**Directions for this task**
Quote the records beneath, complete and exact. Leave out images.

Collected data entries:
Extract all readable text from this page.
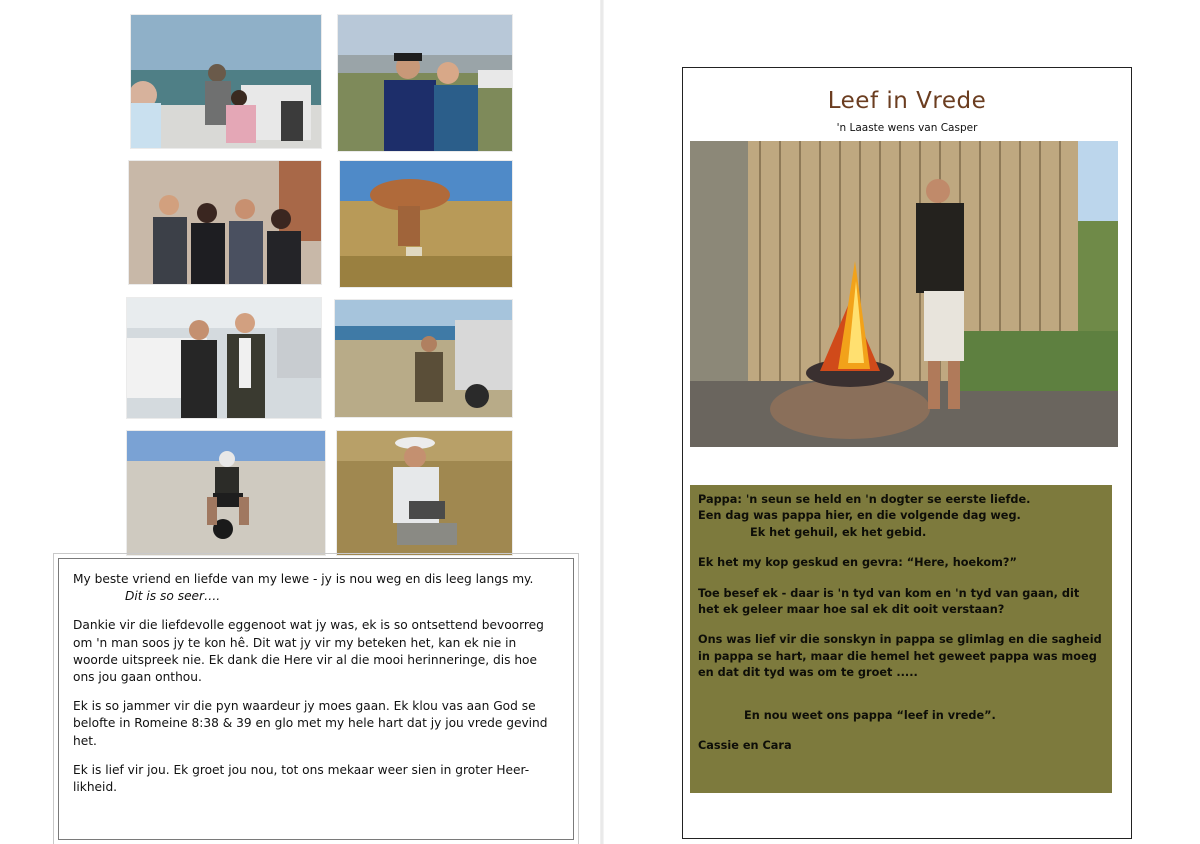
My beste vriend en liefde van my lewe - jy is nou weg en dis leeg langs my.

Dit is so seer….

Dankie vir die liefdevolle eggenoot wat jy was, ek is so ontsettend bevoorreg om 'n man soos jy te kon hê. Dit wat jy vir my beteken het, kan ek nie in woorde uitspreek nie. Ek dank die Here vir al die mooi herinneringe, dis hoe ons jou gaan onthou.

Ek is so jammer vir die pyn waardeur jy moes gaan. Ek klou vas aan God se belofte in Romeine 8:38 & 39 en glo met my hele hart dat jy jou vrede gevind het.

Ek is lief vir jou. Ek groet jou nou, tot ons mekaar weer sien in groter Heer-likheid.

Leef in Vrede
'n Laaste wens van Casper
Pappa: 'n seun se held en 'n dogter se eerste liefde.
Een dag was pappa hier, en die volgende dag weg.

Ek het gehuil, ek het gebid.

Ek het my kop geskud en gevra: “Here, hoekom?”

Toe besef ek - daar is 'n tyd van kom en 'n tyd van gaan, dit het ek geleer maar hoe sal ek dit ooit verstaan?

Ons was lief vir die sonskyn in pappa se glimlag en die sagheid in pappa se hart, maar die hemel het geweet pappa was moeg en dat dit tyd was om te groet .....

En nou weet ons pappa “leef in vrede”.

Cassie en Cara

**Answer below**
Extract all readable text from this page.
My beste vriend en liefde van my lewe - jy is nou weg en dis leeg langs my.

Dit is so seer….

Dankie vir die liefdevolle eggenoot wat jy was, ek is so ontsettend bevoorreg om 'n man soos jy te kon hê. Dit wat jy vir my beteken het, kan ek nie in woorde uitspreek nie. Ek dank die Here vir al die mooi herinneringe, dis hoe ons jou gaan onthou.

Ek is so jammer vir die pyn waardeur jy moes gaan. Ek klou vas aan God se belofte in Romeine 8:38 & 39 en glo met my hele hart dat jy jou vrede gevind het.

Ek is lief vir jou. Ek groet jou nou, tot ons mekaar weer sien in groter Heer-likheid.

Leef in Vrede
'n Laaste wens van Casper
Pappa: 'n seun se held en 'n dogter se eerste liefde.
Een dag was pappa hier, en die volgende dag weg.

Ek het gehuil, ek het gebid.

Ek het my kop geskud en gevra: “Here, hoekom?”

Toe besef ek - daar is 'n tyd van kom en 'n tyd van gaan, dit het ek geleer maar hoe sal ek dit ooit verstaan?

Ons was lief vir die sonskyn in pappa se glimlag en die sagheid in pappa se hart, maar die hemel het geweet pappa was moeg en dat dit tyd was om te groet .....

En nou weet ons pappa “leef in vrede”.

Cassie en Cara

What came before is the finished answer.